* **DIRECTIVE**
Each line below should be retyped exactly, with no pictures.

-- START OF DATA FOR THIS EXERCISE --

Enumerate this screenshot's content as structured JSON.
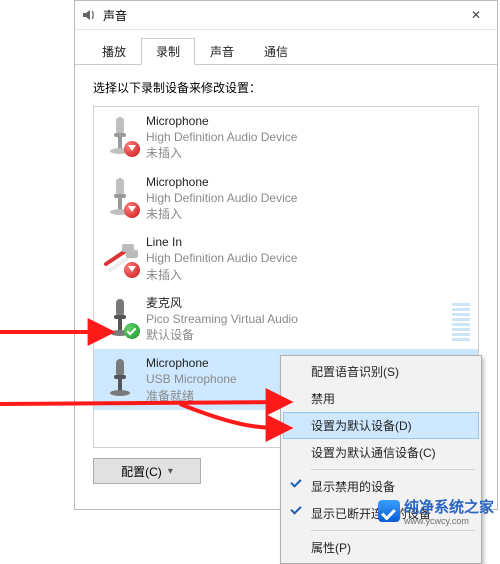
{
  "window": {
    "title": "声音",
    "close_glyph": "✕"
  },
  "tabs": [
    {
      "label": "播放"
    },
    {
      "label": "录制"
    },
    {
      "label": "声音"
    },
    {
      "label": "通信"
    }
  ],
  "active_tab_index": 1,
  "hint": "选择以下录制设备来修改设置：",
  "devices": [
    {
      "name": "Microphone",
      "sub": "High Definition Audio Device",
      "status": "未插入",
      "badge": "red",
      "icon": "mic",
      "selected": false
    },
    {
      "name": "Microphone",
      "sub": "High Definition Audio Device",
      "status": "未插入",
      "badge": "red",
      "icon": "mic",
      "selected": false
    },
    {
      "name": "Line In",
      "sub": "High Definition Audio Device",
      "status": "未插入",
      "badge": "red",
      "icon": "linein",
      "selected": false
    },
    {
      "name": "麦克风",
      "sub": "Pico Streaming Virtual Audio",
      "status": "默认设备",
      "badge": "green",
      "icon": "mic",
      "selected": false
    },
    {
      "name": "Microphone",
      "sub": "USB Microphone",
      "status": "准备就绪",
      "badge": "none",
      "icon": "mic",
      "selected": true
    }
  ],
  "buttons": {
    "configure": "配置(C)",
    "properties": "属性(P)"
  },
  "context_menu": {
    "items": [
      {
        "label": "配置语音识别(S)"
      },
      {
        "label": "禁用"
      },
      {
        "label": "设置为默认设备(D)",
        "highlighted": true
      },
      {
        "label": "设置为默认通信设备(C)"
      }
    ],
    "separator1": true,
    "checks": [
      {
        "label": "显示禁用的设备",
        "checked": true
      },
      {
        "label": "显示已断开连接的设备",
        "checked": true
      }
    ],
    "separator2": true,
    "last": {
      "label": "属性(P)"
    }
  },
  "watermark": {
    "text": "纯净系统之家",
    "url": "www.ycwcy.com"
  }
}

-- END OF DATA FOR THIS EXERCISE --

* **RESPONSE TO THIS EXERCISE**
Enumerate this screenshot's content as structured JSON.
{
  "window": {
    "title": "声音",
    "close_glyph": "✕"
  },
  "tabs": [
    {
      "label": "播放"
    },
    {
      "label": "录制"
    },
    {
      "label": "声音"
    },
    {
      "label": "通信"
    }
  ],
  "active_tab_index": 1,
  "hint": "选择以下录制设备来修改设置：",
  "devices": [
    {
      "name": "Microphone",
      "sub": "High Definition Audio Device",
      "status": "未插入",
      "badge": "red",
      "icon": "mic",
      "selected": false
    },
    {
      "name": "Microphone",
      "sub": "High Definition Audio Device",
      "status": "未插入",
      "badge": "red",
      "icon": "mic",
      "selected": false
    },
    {
      "name": "Line In",
      "sub": "High Definition Audio Device",
      "status": "未插入",
      "badge": "red",
      "icon": "linein",
      "selected": false
    },
    {
      "name": "麦克风",
      "sub": "Pico Streaming Virtual Audio",
      "status": "默认设备",
      "badge": "green",
      "icon": "mic",
      "selected": false
    },
    {
      "name": "Microphone",
      "sub": "USB Microphone",
      "status": "准备就绪",
      "badge": "none",
      "icon": "mic",
      "selected": true
    }
  ],
  "buttons": {
    "configure": "配置(C)",
    "properties": "属性(P)"
  },
  "context_menu": {
    "items": [
      {
        "label": "配置语音识别(S)"
      },
      {
        "label": "禁用"
      },
      {
        "label": "设置为默认设备(D)",
        "highlighted": true
      },
      {
        "label": "设置为默认通信设备(C)"
      }
    ],
    "separator1": true,
    "checks": [
      {
        "label": "显示禁用的设备",
        "checked": true
      },
      {
        "label": "显示已断开连接的设备",
        "checked": true
      }
    ],
    "separator2": true,
    "last": {
      "label": "属性(P)"
    }
  },
  "watermark": {
    "text": "纯净系统之家",
    "url": "www.ycwcy.com"
  }
}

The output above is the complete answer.